[Work to be completed]: For each line below that includes the word "value", make a copy.

[Records for this exercise]:
☆ ☆ ☆ ☆ ☆
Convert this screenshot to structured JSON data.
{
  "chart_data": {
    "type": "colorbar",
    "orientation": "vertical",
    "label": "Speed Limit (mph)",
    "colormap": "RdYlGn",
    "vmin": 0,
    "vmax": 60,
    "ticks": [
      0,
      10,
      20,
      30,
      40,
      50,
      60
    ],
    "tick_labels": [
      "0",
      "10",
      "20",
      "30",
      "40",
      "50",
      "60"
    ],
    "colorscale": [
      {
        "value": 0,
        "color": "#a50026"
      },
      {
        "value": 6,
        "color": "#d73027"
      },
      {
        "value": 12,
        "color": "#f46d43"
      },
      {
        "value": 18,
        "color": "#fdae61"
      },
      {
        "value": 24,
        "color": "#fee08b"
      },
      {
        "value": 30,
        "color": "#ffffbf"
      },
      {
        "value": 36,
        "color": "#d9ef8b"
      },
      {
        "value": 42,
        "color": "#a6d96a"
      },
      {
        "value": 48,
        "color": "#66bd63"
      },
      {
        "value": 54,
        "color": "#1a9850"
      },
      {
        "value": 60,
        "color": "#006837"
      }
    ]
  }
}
☆ ☆ ☆ ☆ ☆
[Completed task]:
        "value": 0,
        "value": 6,
        "value": 12,
        "value": 18,
        "value": 24,
        "value": 30,
        "value": 36,
        "value": 42,
        "value": 48,
        "value": 54,
        "value": 60,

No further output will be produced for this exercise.